Material for this task
━━━━

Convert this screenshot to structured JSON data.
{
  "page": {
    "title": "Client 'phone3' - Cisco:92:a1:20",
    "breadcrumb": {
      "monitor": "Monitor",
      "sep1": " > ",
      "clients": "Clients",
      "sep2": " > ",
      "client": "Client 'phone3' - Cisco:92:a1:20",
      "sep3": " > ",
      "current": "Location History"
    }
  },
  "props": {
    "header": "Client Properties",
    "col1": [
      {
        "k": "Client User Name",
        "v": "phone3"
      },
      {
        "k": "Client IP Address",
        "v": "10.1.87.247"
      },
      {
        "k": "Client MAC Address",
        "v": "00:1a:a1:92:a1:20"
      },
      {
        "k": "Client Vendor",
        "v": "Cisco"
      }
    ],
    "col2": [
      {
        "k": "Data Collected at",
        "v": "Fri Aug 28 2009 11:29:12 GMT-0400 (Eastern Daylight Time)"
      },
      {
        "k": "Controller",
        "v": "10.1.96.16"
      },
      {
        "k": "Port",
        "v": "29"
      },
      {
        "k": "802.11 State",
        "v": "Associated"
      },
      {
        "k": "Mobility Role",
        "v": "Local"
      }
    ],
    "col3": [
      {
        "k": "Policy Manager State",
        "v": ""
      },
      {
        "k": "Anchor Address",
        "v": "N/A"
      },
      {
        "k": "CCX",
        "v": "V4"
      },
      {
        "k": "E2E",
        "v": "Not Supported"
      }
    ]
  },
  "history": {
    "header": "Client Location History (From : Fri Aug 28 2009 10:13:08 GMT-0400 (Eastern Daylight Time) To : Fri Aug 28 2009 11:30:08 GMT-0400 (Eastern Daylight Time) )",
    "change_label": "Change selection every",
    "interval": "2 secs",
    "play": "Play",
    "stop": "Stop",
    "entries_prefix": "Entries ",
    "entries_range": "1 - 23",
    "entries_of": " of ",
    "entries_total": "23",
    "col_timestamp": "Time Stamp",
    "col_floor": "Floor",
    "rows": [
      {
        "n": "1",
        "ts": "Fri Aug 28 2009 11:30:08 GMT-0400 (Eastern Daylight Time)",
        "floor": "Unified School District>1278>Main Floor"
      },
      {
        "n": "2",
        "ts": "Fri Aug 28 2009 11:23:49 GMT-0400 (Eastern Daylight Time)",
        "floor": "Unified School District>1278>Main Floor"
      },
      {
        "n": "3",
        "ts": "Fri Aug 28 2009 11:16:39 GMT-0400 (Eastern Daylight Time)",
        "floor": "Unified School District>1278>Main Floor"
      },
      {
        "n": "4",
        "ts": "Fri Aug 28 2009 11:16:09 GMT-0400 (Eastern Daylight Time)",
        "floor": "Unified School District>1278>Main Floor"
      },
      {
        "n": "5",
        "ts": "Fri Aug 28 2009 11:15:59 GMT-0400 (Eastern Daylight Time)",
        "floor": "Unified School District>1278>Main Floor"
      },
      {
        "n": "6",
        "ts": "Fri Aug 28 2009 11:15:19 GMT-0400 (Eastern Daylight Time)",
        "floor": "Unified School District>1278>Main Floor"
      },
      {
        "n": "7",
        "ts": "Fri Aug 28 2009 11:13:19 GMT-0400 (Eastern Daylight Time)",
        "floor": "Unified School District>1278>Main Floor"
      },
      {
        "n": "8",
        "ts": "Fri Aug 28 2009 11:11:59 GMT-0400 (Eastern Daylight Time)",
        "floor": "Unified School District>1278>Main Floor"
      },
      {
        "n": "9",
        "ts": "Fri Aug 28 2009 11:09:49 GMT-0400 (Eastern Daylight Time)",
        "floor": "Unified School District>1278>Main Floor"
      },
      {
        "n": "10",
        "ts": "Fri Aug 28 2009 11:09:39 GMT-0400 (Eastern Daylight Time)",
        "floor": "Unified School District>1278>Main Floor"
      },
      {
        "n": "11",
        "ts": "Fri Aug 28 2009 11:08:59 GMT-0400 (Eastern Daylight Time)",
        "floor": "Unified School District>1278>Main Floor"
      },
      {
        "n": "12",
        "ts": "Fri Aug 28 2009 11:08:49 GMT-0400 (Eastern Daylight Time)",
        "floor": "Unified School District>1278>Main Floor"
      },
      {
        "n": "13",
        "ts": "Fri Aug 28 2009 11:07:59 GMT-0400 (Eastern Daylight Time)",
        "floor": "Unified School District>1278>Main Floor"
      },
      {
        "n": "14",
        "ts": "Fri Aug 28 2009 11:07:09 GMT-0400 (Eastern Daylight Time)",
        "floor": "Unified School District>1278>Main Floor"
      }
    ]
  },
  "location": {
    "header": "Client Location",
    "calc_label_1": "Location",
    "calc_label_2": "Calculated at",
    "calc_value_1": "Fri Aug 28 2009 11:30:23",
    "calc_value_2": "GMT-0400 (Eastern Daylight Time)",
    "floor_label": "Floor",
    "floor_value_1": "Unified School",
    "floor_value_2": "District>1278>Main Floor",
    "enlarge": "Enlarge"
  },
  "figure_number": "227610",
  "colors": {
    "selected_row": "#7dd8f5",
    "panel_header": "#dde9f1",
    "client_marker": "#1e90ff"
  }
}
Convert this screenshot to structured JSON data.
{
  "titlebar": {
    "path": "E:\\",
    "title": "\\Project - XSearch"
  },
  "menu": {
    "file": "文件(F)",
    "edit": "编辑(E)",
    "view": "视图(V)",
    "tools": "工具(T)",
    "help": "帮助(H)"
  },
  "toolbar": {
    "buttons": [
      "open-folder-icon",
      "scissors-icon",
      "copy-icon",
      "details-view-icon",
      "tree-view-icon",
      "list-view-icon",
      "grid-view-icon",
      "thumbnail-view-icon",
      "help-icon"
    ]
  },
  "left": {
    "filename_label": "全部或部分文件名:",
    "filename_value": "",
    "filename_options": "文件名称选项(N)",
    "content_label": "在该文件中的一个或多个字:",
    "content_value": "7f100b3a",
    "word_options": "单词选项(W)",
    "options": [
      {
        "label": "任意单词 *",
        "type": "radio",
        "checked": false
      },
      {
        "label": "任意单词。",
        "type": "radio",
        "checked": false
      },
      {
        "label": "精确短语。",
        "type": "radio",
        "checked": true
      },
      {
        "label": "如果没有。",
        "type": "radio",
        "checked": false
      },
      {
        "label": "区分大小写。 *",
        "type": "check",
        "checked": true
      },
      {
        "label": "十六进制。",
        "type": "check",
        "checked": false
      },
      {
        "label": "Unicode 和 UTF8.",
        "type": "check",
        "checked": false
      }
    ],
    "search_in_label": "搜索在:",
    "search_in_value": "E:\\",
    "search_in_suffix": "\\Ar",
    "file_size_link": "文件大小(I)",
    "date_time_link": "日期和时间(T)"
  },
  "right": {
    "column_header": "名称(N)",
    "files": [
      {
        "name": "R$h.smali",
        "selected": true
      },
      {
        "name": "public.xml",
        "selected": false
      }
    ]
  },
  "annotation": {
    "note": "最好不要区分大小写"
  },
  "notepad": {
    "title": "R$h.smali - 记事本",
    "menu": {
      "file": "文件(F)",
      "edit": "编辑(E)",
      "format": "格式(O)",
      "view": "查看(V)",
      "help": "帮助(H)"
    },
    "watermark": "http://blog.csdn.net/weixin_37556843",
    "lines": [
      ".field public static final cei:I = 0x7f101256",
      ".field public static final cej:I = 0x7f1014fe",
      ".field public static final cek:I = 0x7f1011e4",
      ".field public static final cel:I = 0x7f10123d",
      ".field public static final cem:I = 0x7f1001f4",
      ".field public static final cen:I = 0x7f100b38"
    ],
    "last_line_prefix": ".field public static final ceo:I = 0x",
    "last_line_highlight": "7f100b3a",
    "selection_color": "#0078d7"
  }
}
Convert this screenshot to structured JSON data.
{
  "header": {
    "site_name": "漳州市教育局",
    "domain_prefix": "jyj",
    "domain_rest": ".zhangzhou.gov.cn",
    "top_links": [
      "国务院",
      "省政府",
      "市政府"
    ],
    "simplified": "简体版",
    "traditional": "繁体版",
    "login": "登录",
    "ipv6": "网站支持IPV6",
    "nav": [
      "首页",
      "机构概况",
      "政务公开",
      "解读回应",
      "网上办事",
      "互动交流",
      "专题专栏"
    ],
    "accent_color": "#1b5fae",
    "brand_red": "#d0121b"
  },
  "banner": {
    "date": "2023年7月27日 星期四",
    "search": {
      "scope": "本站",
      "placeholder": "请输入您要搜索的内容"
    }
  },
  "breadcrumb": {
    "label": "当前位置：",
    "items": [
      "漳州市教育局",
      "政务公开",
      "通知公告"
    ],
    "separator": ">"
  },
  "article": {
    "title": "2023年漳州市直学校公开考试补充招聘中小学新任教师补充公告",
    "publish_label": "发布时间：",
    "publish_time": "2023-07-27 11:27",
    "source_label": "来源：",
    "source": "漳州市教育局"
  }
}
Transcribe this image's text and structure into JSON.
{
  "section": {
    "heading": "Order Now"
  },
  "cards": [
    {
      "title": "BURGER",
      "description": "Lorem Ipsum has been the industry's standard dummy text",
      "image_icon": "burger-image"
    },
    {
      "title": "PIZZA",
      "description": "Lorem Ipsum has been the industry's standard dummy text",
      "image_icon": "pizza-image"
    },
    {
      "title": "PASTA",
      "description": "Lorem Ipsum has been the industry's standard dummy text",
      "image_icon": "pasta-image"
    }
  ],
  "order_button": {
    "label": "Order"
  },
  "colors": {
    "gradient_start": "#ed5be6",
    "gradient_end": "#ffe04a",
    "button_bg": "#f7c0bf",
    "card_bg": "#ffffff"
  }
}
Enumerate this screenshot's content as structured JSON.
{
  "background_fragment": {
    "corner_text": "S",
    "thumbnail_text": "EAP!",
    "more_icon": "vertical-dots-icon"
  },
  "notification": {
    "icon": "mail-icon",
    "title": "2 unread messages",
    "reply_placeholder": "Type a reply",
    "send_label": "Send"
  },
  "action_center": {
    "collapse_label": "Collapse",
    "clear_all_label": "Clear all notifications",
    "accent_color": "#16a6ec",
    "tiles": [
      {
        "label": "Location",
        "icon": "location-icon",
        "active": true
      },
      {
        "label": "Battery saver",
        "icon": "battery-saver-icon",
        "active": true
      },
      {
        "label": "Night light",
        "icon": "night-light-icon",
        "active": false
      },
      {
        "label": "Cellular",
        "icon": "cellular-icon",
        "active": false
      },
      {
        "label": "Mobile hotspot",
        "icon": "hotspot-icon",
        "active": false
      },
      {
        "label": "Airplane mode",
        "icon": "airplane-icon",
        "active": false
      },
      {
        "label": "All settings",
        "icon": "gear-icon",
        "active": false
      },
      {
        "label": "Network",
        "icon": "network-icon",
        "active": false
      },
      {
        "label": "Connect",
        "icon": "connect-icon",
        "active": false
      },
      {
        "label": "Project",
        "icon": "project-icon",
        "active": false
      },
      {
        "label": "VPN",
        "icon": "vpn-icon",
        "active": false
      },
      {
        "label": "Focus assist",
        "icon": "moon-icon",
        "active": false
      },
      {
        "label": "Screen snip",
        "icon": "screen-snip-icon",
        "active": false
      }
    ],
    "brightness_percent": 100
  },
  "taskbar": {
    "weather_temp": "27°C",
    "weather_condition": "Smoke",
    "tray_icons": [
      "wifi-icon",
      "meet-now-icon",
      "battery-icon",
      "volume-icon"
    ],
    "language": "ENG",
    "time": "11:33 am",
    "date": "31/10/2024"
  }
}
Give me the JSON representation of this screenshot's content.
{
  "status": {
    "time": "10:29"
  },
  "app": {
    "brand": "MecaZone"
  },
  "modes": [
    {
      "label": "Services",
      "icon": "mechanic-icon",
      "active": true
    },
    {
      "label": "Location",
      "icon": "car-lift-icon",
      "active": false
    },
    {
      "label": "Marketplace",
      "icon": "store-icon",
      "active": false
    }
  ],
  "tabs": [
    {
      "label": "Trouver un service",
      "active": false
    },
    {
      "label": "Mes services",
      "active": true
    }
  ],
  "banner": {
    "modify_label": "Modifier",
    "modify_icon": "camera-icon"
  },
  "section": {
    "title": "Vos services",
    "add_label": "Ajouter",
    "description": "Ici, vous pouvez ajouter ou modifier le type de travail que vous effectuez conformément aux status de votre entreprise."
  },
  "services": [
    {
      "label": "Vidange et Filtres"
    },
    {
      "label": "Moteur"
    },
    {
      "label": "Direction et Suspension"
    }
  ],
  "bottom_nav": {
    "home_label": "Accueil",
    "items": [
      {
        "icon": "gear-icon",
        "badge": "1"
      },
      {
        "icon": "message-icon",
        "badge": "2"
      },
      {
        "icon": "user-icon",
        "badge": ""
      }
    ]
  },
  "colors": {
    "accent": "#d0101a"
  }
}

━━━━

What you are asked to do
Each line above that holds the string "漳州市教育局" should be copied and shown.

Solution
    "site_name": "漳州市教育局",
      "漳州市教育局",
    "source": "漳州市教育局"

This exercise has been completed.